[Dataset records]
Begin

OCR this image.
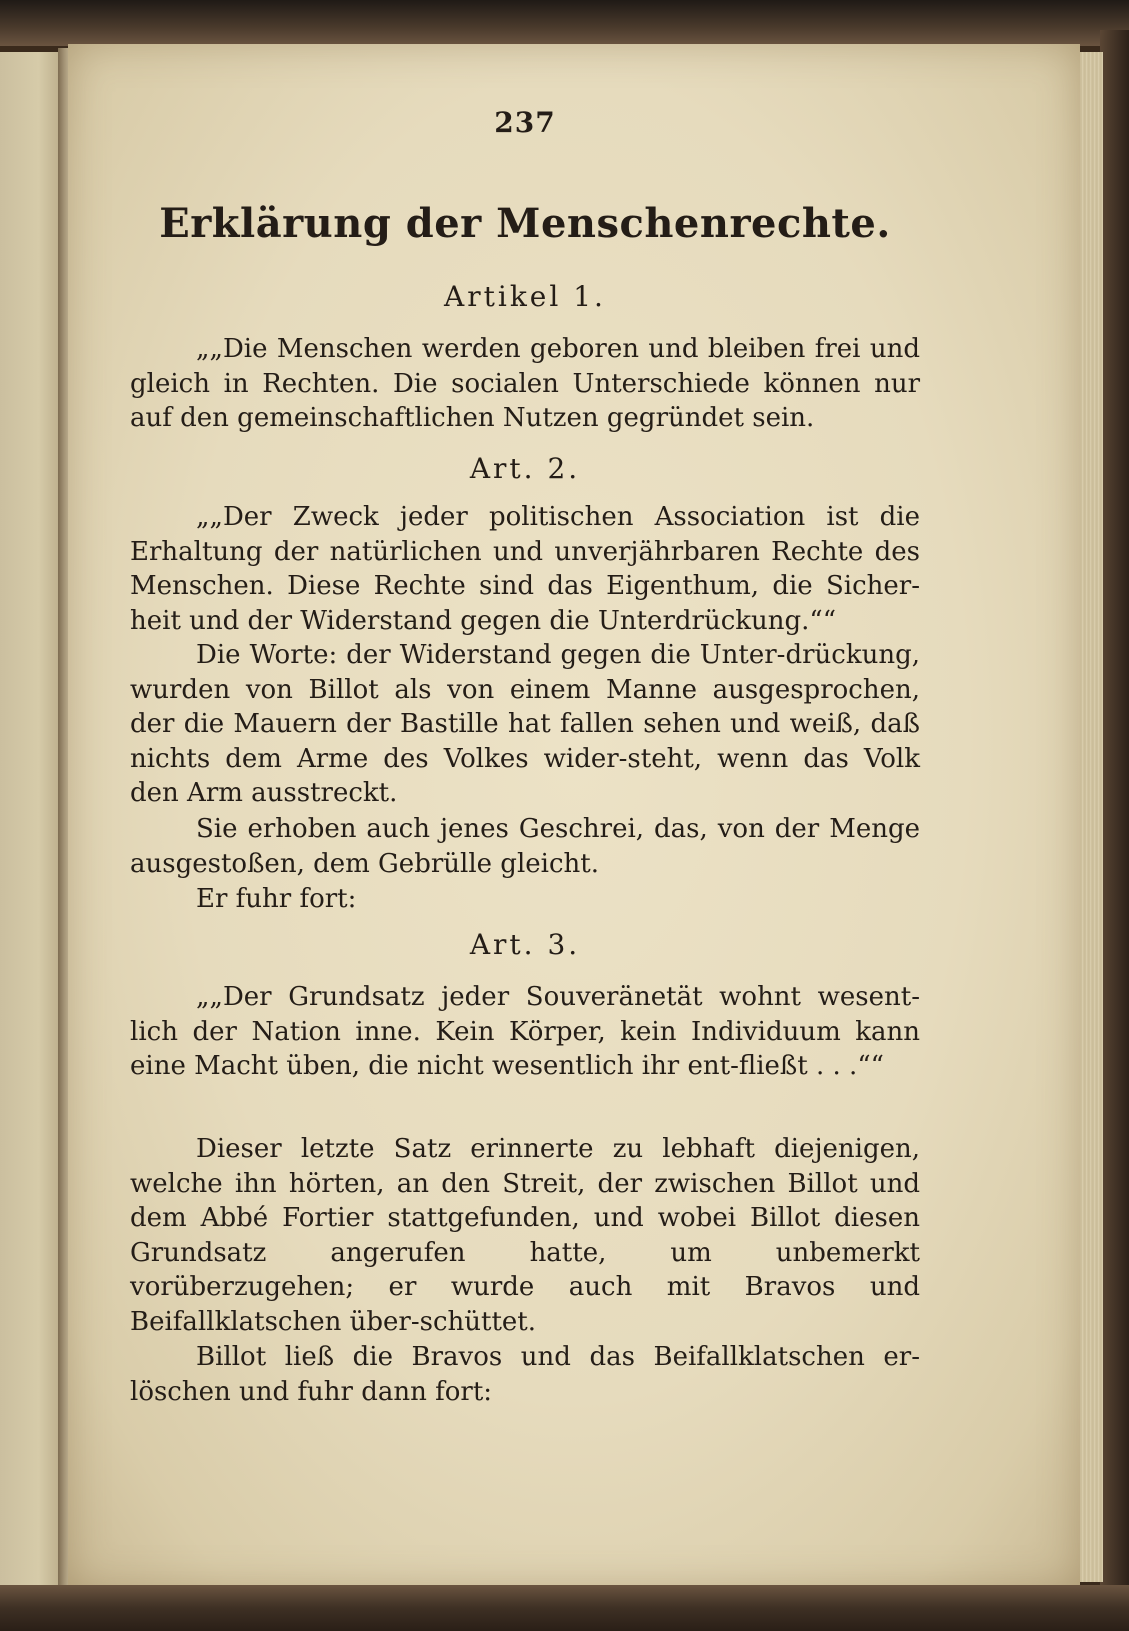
237
Erklärung der Menschenrechte.
Artikel 1.
„„Die Menschen werden geboren und bleiben frei und gleich in Rechten. Die socialen Unterschiede können nur auf den gemeinschaftlichen Nutzen gegründet sein.
Art. 2.
„„Der Zweck jeder politischen Association ist die Erhaltung der natürlichen und unverjährbaren Rechte des Menschen. Diese Rechte sind das Eigenthum, die Sicher-heit und der Widerstand gegen die Unterdrückung.““
Die Worte: der Widerstand gegen die Unter-drückung, wurden von Billot als von einem Manne ausgesprochen, der die Mauern der Bastille hat fallen sehen und weiß, daß nichts dem Arme des Volkes wider-steht, wenn das Volk den Arm ausstreckt.
Sie erhoben auch jenes Geschrei, das, von der Menge ausgestoßen, dem Gebrülle gleicht.
Er fuhr fort:
Art. 3.
„„Der Grundsatz jeder Souveränetät wohnt wesent-lich der Nation inne. Kein Körper, kein Individuum kann eine Macht üben, die nicht wesentlich ihr ent-fließt . . .““
Dieser letzte Satz erinnerte zu lebhaft diejenigen, welche ihn hörten, an den Streit, der zwischen Billot und dem Abbé Fortier stattgefunden, und wobei Billot diesen Grundsatz angerufen hatte, um unbemerkt vorüberzugehen; er wurde auch mit Bravos und Beifallklatschen über-schüttet.
Billot ließ die Bravos und das Beifallklatschen er-löschen und fuhr dann fort:
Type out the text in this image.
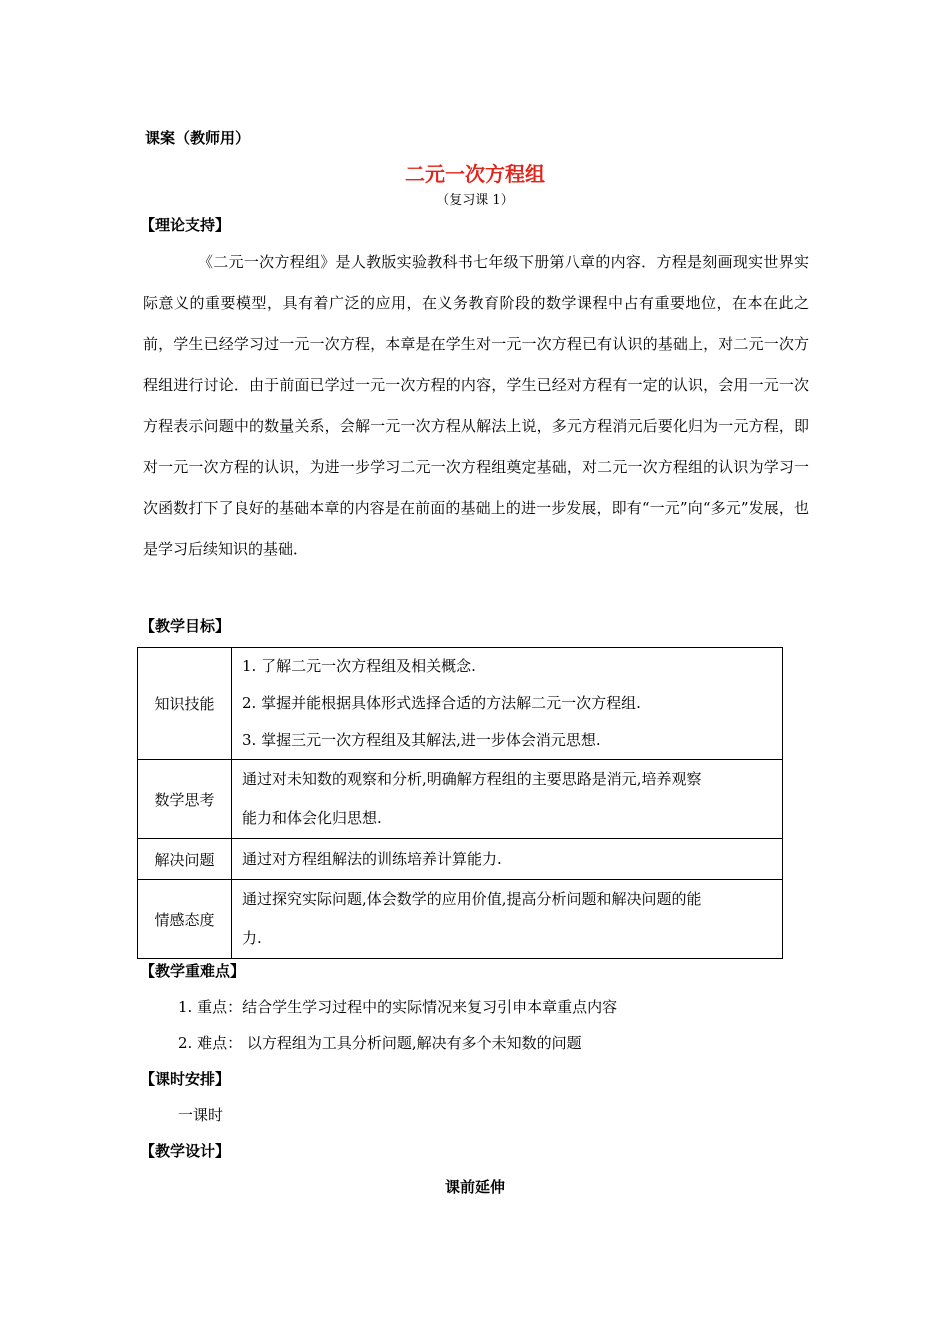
课案（教师用）
二元一次方程组
（复习课 1）
【理论支持】

《二元一次方程组》是人教版实验教科书七年级下册第八章的内容．方程是刻画现实世界实际意义的重要模型，具有着广泛的应用，在义务教育阶段的数学课程中占有重要地位，在本在此之前，学生已经学习过一元一次方程，本章是在学生对一元一次方程已有认识的基础上，对二元一次方程组进行讨论．由于前面已学过一元一次方程的内容，学生已经对方程有一定的认识，会用一元一次方程表示问题中的数量关系，会解一元一次方程从解法上说，多元方程消元后要化归为一元方程，即对一元一次方程的认识，为进一步学习二元一次方程组奠定基础，对二元一次方程组的认识为学习一次函数打下了良好的基础本章的内容是在前面的基础上的进一步发展，即有“一元”向“多元”发展，也是学习后续知识的基础．

【教学目标】
知识技能	1. 了解二元一次方程组及相关概念.
2. 掌握并能根据具体形式选择合适的方法解二元一次方程组.
3. 掌握三元一次方程组及其解法,进一步体会消元思想.

数学思考	通过对未知数的观察和分析,明确解方程组的主要思路是消元,培养观察
能力和体会化归思想.

解决问题	通过对方程组解法的训练培养计算能力.

情感态度	通过探究实际问题,体会数学的应用价值,提高分析问题和解决问题的能
力.
【教学重难点】
1. 重点：结合学生学习过程中的实际情况来复习引申本章重点内容
2. 难点： 以方程组为工具分析问题,解决有多个未知数的问题
【课时安排】
一课时
【教学设计】
课前延伸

End

Written instruction:
Filter the entries down to the lines containing "jeder". Copy each of those lines.

Correct response:
„„Der Zweck jeder politischen Association ist die Erhaltung der natürlichen und unverjährbaren Rechte des Menschen. Diese Rechte sind das Eigenthum, die Sicher-heit und der Widerstand gegen die Unterdrückung.““
„„Der Grundsatz jeder Souveränetät wohnt wesent-lich der Nation inne. Kein Körper, kein Individuum kann eine Macht üben, die nicht wesentlich ihr ent-fließt . . .““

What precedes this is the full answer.